• [Requirement] The entries need to be copied exactly.
>> BEGIN
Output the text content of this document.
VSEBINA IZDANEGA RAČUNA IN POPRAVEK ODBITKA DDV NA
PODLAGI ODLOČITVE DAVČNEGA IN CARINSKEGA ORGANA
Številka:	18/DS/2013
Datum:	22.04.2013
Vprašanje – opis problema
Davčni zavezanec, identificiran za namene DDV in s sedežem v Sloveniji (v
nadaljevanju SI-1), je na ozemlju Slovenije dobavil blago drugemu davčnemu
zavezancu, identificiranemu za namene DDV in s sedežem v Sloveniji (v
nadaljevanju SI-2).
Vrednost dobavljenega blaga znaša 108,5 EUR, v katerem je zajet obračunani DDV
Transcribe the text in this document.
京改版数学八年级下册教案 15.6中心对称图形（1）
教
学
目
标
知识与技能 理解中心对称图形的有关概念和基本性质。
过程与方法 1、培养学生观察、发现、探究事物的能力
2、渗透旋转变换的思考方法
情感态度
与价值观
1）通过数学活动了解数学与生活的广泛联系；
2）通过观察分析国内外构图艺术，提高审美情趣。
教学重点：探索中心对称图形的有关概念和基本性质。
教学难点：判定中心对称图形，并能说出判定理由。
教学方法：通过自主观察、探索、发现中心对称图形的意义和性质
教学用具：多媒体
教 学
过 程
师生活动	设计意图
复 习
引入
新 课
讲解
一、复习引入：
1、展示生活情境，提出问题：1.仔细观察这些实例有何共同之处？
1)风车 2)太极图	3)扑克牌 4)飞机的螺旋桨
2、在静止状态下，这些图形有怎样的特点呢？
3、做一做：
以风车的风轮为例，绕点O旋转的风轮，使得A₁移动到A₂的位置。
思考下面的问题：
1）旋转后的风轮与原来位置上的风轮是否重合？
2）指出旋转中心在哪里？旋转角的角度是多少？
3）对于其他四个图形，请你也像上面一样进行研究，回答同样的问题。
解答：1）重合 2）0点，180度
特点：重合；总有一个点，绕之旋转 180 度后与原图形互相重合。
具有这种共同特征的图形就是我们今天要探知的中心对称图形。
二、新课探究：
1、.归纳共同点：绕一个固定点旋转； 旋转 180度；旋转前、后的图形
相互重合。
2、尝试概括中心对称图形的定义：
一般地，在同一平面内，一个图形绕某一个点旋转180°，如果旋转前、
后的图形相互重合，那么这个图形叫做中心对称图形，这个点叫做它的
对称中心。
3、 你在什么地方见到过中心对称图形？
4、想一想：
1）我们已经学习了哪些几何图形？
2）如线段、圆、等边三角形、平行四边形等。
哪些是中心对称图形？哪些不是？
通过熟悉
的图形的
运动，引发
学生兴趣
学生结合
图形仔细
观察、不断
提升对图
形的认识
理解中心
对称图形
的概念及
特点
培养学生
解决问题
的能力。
>> END
• [Task output]
Output the text content of this document.
VSEBINA IZDANEGA RAČUNA IN POPRAVEK ODBITKA DDV NA
PODLAGI ODLOČITVE DAVČNEGA IN CARINSKEGA ORGANA
Številka:	18/DS/2013
Datum:	22.04.2013
Vprašanje – opis problema
Davčni zavezanec, identificiran za namene DDV in s sedežem v Sloveniji (v
nadaljevanju SI-1), je na ozemlju Slovenije dobavil blago drugemu davčnemu
zavezancu, identificiranemu za namene DDV in s sedežem v Sloveniji (v
nadaljevanju SI-2).
Vrednost dobavljenega blaga znaša 108,5 EUR, v katerem je zajet obračunani DDV
Transcribe the text in this document.
京改版数学八年级下册教案 15.6中心对称图形（1）
教
学
目
标
知识与技能 理解中心对称图形的有关概念和基本性质。
过程与方法 1、培养学生观察、发现、探究事物的能力
2、渗透旋转变换的思考方法
情感态度
与价值观
1）通过数学活动了解数学与生活的广泛联系；
2）通过观察分析国内外构图艺术，提高审美情趣。
教学重点：探索中心对称图形的有关概念和基本性质。
教学难点：判定中心对称图形，并能说出判定理由。
教学方法：通过自主观察、探索、发现中心对称图形的意义和性质
教学用具：多媒体
教 学
过 程
师生活动	设计意图
复 习
引入
新 课
讲解
一、复习引入：
1、展示生活情境，提出问题：1.仔细观察这些实例有何共同之处？
1)风车 2)太极图	3)扑克牌 4)飞机的螺旋桨
2、在静止状态下，这些图形有怎样的特点呢？
3、做一做：
以风车的风轮为例，绕点O旋转的风轮，使得A₁移动到A₂的位置。
思考下面的问题：
1）旋转后的风轮与原来位置上的风轮是否重合？
2）指出旋转中心在哪里？旋转角的角度是多少？
3）对于其他四个图形，请你也像上面一样进行研究，回答同样的问题。
解答：1）重合 2）0点，180度
特点：重合；总有一个点，绕之旋转 180 度后与原图形互相重合。
具有这种共同特征的图形就是我们今天要探知的中心对称图形。
二、新课探究：
1、.归纳共同点：绕一个固定点旋转； 旋转 180度；旋转前、后的图形
相互重合。
2、尝试概括中心对称图形的定义：
一般地，在同一平面内，一个图形绕某一个点旋转180°，如果旋转前、
后的图形相互重合，那么这个图形叫做中心对称图形，这个点叫做它的
对称中心。
3、 你在什么地方见到过中心对称图形？
4、想一想：
1）我们已经学习了哪些几何图形？
2）如线段、圆、等边三角形、平行四边形等。
哪些是中心对称图形？哪些不是？
通过熟悉
的图形的
运动，引发
学生兴趣
学生结合
图形仔细
观察、不断
提升对图
形的认识
理解中心
对称图形
的概念及
特点
培养学生
解决问题
的能力。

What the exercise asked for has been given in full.